* _Direction_: Pull every "cyfrowa" line out of the data below.

Data records
════

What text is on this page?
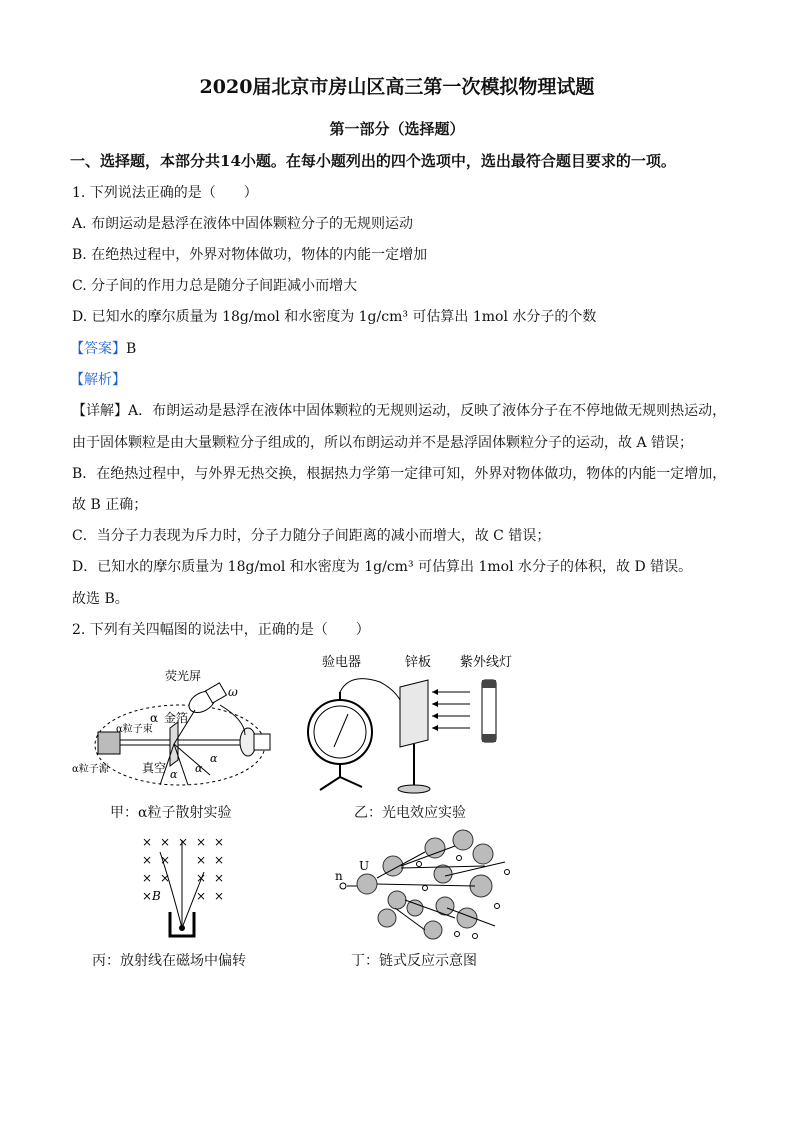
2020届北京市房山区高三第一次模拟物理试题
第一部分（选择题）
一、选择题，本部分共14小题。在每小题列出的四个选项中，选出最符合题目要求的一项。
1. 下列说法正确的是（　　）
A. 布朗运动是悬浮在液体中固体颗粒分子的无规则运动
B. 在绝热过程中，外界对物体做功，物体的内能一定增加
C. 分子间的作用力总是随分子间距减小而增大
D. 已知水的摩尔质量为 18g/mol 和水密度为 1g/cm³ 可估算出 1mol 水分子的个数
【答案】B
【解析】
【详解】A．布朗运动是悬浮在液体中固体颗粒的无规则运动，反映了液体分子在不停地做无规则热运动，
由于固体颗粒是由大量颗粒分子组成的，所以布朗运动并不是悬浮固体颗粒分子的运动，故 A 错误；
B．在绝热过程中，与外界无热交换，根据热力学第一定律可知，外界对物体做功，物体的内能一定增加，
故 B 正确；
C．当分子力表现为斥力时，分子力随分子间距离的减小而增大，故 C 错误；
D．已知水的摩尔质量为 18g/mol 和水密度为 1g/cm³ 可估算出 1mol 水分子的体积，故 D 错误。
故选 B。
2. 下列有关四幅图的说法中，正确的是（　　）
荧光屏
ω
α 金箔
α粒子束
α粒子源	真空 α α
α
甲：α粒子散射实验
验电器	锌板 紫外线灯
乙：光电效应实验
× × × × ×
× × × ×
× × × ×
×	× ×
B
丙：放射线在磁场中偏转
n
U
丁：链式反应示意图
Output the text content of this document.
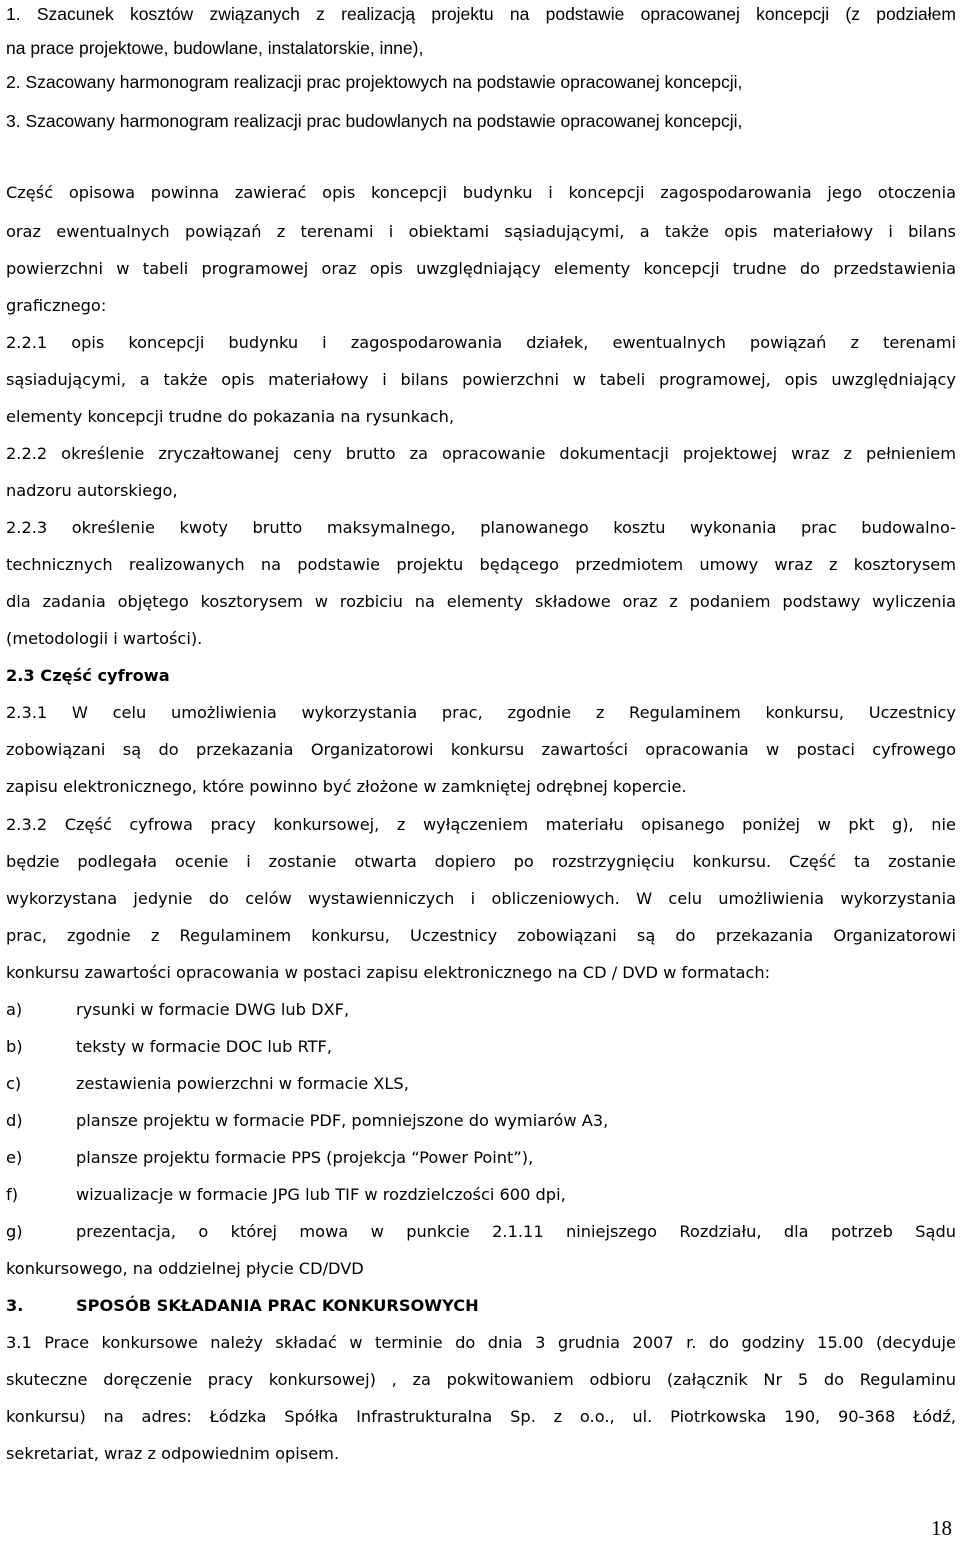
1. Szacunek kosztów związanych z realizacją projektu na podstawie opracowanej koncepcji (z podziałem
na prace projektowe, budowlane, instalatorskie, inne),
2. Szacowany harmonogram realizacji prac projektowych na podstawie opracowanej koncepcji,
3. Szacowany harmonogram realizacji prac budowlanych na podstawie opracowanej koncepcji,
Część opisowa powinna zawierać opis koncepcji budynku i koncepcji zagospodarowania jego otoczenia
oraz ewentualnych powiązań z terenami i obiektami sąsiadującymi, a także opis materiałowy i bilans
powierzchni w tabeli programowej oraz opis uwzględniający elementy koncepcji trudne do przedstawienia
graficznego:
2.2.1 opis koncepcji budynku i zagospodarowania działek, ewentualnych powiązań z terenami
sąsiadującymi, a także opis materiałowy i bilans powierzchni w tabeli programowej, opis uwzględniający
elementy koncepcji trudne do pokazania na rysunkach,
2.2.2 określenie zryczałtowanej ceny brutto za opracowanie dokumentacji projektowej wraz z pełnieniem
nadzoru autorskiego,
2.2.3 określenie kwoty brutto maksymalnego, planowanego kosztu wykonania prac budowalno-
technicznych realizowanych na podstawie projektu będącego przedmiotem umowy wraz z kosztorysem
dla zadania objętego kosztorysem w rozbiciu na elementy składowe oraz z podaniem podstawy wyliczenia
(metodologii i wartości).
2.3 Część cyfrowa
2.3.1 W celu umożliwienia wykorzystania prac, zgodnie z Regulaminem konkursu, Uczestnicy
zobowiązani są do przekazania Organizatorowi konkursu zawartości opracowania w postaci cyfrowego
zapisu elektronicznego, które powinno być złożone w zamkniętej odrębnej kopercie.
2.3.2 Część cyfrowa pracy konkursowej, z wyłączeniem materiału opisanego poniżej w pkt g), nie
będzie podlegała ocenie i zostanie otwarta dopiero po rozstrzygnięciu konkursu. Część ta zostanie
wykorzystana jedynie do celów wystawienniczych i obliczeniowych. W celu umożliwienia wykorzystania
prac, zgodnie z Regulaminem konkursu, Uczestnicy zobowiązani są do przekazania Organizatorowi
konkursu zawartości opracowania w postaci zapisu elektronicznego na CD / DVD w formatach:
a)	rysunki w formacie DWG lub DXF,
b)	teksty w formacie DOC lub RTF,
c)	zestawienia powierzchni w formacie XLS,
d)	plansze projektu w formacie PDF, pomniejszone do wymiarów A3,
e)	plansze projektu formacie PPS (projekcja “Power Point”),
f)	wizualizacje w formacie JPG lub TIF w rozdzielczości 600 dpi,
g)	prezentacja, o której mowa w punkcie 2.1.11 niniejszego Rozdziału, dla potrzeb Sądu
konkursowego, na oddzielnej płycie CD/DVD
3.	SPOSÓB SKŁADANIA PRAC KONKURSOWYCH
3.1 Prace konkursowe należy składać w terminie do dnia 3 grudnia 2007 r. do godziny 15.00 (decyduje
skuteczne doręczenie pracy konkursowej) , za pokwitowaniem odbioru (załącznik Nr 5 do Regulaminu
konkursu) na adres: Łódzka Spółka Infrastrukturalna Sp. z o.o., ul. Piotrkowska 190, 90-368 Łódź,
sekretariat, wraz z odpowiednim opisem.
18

════

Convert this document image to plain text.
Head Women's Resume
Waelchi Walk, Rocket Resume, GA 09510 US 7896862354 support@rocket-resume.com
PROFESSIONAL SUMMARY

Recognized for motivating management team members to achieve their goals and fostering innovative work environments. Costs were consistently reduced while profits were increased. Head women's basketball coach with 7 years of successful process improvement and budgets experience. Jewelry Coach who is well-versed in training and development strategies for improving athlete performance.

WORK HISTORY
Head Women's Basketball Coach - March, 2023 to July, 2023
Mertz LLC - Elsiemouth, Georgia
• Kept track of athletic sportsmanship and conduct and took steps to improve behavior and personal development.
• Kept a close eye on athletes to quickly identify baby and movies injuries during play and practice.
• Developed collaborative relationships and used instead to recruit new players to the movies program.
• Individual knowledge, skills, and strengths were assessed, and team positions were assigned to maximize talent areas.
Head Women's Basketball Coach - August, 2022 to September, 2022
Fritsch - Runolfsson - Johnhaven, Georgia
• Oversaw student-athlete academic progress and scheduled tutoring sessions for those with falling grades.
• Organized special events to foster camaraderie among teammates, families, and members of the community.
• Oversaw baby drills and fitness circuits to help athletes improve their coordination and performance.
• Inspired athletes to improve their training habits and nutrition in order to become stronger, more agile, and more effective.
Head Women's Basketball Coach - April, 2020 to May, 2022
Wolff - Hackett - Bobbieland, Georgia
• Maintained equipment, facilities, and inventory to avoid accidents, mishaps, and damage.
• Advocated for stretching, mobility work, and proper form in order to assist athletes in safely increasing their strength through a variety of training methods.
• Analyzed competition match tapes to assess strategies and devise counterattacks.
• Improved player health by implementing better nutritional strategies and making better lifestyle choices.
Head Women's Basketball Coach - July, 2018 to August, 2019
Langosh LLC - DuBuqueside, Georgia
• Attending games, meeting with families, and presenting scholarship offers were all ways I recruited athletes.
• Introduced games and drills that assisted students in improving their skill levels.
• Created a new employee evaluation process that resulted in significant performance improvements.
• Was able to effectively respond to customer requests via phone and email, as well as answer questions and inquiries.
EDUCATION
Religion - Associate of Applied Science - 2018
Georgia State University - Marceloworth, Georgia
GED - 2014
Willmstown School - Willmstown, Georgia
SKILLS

════

* _Solved exercise_:
2.3 Część cyfrowa
2.3.2 Część cyfrowa pracy konkursowej, z wyłączeniem materiału opisanego poniżej w pkt g), nie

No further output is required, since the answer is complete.